- _SUPPLIED DATA_

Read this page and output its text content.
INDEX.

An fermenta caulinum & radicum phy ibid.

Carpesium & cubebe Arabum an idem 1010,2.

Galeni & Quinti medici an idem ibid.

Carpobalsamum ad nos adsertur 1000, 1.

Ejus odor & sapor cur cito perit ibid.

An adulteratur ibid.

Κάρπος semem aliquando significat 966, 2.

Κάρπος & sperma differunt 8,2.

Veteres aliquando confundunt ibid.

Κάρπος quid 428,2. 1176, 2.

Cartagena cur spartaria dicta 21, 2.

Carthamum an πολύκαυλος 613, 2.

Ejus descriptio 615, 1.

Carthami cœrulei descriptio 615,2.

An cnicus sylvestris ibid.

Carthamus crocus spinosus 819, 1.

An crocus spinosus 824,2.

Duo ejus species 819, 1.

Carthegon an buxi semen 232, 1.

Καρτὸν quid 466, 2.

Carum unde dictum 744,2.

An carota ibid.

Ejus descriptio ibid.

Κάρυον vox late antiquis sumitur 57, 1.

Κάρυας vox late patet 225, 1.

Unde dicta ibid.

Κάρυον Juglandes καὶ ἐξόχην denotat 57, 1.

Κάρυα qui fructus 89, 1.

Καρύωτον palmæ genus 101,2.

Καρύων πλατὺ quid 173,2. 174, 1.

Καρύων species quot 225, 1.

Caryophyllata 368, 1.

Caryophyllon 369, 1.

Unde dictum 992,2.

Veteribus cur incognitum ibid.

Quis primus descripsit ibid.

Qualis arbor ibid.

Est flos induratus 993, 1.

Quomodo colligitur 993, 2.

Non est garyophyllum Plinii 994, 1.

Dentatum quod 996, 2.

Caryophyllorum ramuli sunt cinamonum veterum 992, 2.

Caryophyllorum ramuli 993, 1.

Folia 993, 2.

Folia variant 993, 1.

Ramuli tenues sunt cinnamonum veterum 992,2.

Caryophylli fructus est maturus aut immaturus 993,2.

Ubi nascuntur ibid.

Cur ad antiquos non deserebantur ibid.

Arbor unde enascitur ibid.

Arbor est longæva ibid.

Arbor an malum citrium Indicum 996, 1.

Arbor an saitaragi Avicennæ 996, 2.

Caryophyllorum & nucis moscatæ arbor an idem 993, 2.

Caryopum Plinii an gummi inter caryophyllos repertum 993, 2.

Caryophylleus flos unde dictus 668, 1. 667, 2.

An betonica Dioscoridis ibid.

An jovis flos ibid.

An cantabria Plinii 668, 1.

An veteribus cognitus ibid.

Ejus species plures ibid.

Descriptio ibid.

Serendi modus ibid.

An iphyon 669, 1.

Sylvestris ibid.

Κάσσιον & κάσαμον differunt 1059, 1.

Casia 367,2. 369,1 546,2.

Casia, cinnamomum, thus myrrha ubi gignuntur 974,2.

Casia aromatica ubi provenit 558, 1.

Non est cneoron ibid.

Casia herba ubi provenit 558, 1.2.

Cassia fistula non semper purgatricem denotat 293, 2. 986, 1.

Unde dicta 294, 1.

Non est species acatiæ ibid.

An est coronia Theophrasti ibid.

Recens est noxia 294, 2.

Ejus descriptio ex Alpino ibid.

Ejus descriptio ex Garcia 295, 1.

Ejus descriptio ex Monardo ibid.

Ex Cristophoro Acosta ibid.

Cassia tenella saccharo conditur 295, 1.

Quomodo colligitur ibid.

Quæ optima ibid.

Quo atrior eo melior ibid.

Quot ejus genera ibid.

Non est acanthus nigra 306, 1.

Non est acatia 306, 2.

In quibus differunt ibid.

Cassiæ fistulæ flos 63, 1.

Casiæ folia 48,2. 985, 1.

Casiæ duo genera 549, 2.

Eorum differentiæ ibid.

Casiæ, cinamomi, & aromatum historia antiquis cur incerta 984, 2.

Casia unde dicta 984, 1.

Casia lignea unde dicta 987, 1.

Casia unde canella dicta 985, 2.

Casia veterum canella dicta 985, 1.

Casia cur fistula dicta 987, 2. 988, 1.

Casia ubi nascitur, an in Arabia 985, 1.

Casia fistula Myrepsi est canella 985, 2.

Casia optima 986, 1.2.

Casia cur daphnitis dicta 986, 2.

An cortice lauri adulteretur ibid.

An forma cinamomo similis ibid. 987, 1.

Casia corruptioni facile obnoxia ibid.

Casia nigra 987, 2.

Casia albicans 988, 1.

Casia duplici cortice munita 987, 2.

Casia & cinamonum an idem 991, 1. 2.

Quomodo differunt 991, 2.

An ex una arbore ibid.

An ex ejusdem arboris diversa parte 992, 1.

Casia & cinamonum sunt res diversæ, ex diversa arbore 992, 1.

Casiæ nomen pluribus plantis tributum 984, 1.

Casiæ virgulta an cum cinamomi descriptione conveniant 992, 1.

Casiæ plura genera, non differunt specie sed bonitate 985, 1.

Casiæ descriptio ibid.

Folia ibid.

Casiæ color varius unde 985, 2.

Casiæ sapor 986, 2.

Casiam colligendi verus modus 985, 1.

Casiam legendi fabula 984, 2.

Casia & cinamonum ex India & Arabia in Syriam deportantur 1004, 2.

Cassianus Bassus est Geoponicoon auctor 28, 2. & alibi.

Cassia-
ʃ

- _WHAT IS ASKED_
Copy all lines from the material that include "provenit".

- _OUTPUT OF THE TASK_
Casia aromatica ubi provenit 558, 1.
Casia herba ubi provenit 558, 1.2.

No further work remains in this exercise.